### [EXCERPT TO READ]

= Beginning of Section =

As previously discussed, we decided to shake things up a bit and go with the ultra wild choice of white subway tile in the tub/shower surround. I know, I know, not the most exciting thing out there, but we’re hoping for the long haul on this bathroom, so conservative that would blend with just about anything was our tile of choice.
As a refresher, here’s what our tub area looked like before.
Ick. I know.
The first plan of attack was to remove that big cabinet above. Ed has been talking about removing this cabinet since the very day we moved in, so he was ecstatic to see it go.
And I have to admit, he was right — showers would be much more enjoyable with a little light coming from above. It already looked brighter in there once that cabinet left.
Next, we ripped off those weird walls and got down to the studs/solid walls.
The one task we hired out in this project was changing out the tub and shower fixtures, so you still see the old ones in this picture. More on that in a bit.
Next, we hung cement board. We used 1/4 in. Hardibacker.

= End of Section =

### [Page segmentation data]
= Beginning of Section =

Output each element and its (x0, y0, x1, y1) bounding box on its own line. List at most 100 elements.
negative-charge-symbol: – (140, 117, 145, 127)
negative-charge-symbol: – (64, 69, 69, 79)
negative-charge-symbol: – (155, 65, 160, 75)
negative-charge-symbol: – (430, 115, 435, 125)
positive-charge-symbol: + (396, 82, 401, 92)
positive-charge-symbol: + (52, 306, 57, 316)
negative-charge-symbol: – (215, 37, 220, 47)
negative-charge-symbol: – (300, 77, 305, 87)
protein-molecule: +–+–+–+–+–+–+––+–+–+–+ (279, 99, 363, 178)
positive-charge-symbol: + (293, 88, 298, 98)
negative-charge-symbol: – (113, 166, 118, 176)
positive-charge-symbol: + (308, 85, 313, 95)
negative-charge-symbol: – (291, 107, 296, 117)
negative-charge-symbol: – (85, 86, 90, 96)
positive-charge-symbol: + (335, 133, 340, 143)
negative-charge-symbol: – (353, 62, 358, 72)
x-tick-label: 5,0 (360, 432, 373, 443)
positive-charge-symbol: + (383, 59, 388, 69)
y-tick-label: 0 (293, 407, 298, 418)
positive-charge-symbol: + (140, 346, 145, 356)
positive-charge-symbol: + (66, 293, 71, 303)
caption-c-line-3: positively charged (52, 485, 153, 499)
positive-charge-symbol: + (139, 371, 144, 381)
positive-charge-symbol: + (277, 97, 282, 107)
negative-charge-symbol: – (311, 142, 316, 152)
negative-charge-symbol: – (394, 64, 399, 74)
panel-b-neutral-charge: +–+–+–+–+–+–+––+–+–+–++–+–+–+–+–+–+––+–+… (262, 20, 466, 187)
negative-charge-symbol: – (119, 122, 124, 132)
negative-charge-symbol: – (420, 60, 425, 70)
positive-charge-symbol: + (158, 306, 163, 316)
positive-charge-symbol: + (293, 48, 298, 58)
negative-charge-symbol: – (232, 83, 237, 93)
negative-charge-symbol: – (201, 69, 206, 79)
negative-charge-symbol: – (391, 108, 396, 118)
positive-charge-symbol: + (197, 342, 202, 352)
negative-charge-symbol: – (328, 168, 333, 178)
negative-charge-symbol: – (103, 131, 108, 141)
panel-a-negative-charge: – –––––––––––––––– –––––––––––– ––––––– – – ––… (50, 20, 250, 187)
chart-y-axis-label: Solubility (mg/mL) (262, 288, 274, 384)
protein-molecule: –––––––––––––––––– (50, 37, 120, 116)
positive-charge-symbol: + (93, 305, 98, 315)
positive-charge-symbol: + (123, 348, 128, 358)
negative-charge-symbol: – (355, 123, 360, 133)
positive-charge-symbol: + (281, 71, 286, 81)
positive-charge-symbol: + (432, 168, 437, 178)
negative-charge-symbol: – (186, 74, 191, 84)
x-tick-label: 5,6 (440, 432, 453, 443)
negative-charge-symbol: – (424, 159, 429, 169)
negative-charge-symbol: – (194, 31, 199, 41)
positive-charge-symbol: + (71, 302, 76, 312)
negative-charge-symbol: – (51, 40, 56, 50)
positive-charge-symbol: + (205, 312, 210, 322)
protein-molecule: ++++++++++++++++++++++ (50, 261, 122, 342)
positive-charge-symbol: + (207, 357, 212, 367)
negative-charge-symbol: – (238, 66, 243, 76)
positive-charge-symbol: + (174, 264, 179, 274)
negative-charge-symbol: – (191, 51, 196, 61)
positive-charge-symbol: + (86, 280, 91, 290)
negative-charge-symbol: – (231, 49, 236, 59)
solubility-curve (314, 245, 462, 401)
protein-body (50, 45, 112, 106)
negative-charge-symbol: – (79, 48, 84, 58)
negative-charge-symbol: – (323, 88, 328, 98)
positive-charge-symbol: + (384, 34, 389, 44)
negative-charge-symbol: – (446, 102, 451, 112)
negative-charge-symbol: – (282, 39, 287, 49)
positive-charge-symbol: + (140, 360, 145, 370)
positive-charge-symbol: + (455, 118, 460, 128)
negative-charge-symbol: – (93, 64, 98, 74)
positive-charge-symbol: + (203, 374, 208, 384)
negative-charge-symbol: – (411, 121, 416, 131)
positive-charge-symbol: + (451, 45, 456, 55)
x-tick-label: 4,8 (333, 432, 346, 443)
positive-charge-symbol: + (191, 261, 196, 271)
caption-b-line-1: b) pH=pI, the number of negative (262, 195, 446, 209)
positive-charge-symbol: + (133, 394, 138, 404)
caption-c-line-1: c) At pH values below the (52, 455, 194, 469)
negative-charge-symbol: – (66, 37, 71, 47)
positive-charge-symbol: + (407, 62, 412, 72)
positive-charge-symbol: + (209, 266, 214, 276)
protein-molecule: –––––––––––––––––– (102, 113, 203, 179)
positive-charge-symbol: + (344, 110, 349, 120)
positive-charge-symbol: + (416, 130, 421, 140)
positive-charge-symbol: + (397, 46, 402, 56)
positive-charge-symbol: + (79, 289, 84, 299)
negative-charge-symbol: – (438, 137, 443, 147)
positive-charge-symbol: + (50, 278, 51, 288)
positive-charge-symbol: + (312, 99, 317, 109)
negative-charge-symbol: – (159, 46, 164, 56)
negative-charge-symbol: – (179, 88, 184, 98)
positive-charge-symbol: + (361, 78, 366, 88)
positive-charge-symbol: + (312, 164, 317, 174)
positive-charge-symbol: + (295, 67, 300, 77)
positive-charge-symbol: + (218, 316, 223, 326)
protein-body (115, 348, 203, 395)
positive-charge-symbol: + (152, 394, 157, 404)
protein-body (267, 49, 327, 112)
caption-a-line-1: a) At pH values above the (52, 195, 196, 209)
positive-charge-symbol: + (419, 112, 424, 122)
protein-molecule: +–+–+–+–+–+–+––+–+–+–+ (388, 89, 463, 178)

= End of Section =

### [TASK INSTRUCTIONS]
A. Answer these questions from the bathroom renovation post:
(i) What kind of tile went into the tub/shower surround?
(ii) What was the first thing removed from the tub area?
(iii) Which part of the project was hired out?
B. Continue the bathroom renovation post, picking up after the sentence about the 1/4 in. Hardibacker cement board.

### [RESPONSES PER TASK]
A.
(i) White subway tile.
(ii) The big cabinet above the tub.
(iii) Changing out the tub and shower fixtures.

B.
As you can see, we decided not to tile all the way to the ceiling. We debated doing so, thinking it would make for a seamless look, but then what would we do with the crown molding? We thought it would look a little odd just stopping at the tile. So we decided to add beadboard above the tile, so the molding would go all the way around the room.
Next, we started tiling. We figured we’d just start at the bottom and work our way up. Unfortunately, when your tub isn’t level, and the tiles can’t all just rest on the tub, they move around on you and start sliding down the wall with too much weight. Lesson learned, so we made a level line near the bottom of the tub and tiled a few rows, let it set overnight, and then tiled the rest of the shower with no slip sliding around. Worked like a charm.
Sometime soon, Ed will come in with a tiling tutorial post full of other lessons learned and such, but I’ll give you the short version.
1. Spread mortar.
2. Place tiles carefully in a straight line.
3. Let set overnight.
It wasn’t quite the piece of cake it sounds, but the subway tile installation was overall a simple project. And just in case you’re curious, we got our tiles at Lowe’s. We used 3×6 tiles (traditional subways) and then trimmed it in bullnose for a finished look. They had a built-in spacing of 1/16 in., so we didn’t have to use spacers (score!).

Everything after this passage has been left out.